The problem: Go through the entries below and count the lines holding the word "name". Reply with only the number, please.

##### Provided records #####

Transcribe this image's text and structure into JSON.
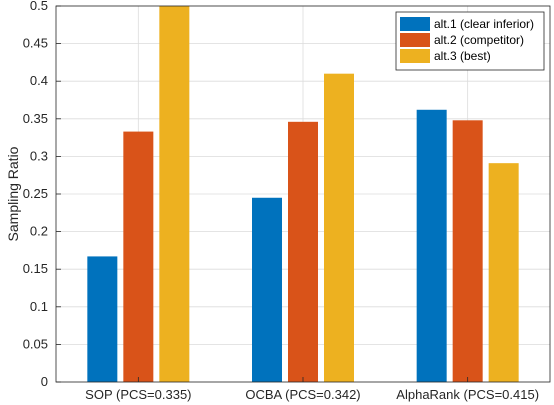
{
  "chart_data": {
    "type": "bar",
    "title": "",
    "xlabel": "",
    "ylabel": "Sampling Ratio",
    "ylim": [
      0,
      0.5
    ],
    "yticks": [
      "0",
      "0.05",
      "0.1",
      "0.15",
      "0.2",
      "0.25",
      "0.3",
      "0.35",
      "0.4",
      "0.45",
      "0.5"
    ],
    "grid": true,
    "legend_position": "top-right",
    "categories": [
      "SOP (PCS=0.335)",
      "OCBA (PCS=0.342)",
      "AlphaRank (PCS=0.415)"
    ],
    "series": [
      {
        "name": "alt.1 (clear inferior)",
        "color": "#0072BD",
        "values": [
          0.167,
          0.245,
          0.362
        ]
      },
      {
        "name": "alt.2 (competitor)",
        "color": "#D95319",
        "values": [
          0.333,
          0.346,
          0.348
        ]
      },
      {
        "name": "alt.3 (best)",
        "color": "#EDB120",
        "values": [
          0.5,
          0.41,
          0.291
        ]
      }
    ]
  }
}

#####

Solution to this task: 3